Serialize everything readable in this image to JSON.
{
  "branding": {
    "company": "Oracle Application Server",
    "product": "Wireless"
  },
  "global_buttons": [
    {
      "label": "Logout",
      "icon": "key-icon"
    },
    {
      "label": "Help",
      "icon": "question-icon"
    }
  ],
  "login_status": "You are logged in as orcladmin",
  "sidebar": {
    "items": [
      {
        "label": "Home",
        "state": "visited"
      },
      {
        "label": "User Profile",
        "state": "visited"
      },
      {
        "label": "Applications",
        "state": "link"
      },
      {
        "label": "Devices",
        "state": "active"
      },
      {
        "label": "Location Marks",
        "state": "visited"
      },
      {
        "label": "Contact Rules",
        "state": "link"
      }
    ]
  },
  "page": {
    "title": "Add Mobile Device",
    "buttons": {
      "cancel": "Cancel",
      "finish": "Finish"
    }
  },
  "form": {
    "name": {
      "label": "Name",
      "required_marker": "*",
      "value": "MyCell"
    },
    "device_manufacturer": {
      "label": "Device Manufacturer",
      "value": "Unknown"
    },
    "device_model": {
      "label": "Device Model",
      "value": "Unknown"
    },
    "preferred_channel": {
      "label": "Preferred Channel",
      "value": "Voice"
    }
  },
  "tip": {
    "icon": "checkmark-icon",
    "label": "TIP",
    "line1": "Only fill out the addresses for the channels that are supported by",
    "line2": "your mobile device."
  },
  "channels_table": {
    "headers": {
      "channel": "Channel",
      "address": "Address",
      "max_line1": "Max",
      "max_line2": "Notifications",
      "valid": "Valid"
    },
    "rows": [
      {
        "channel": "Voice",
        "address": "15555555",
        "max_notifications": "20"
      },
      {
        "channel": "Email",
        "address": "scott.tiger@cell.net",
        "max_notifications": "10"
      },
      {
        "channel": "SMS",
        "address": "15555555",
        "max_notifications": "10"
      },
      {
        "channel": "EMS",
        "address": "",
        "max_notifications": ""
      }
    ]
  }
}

^^^^^^^^^^^^^^^^

**What the task requires:** Scan the material above. Extract every line in which the word "value" occurs.

**The answer:**
      "value": "MyCell"
      "value": "Unknown"
      "value": "Unknown"
      "value": "Voice"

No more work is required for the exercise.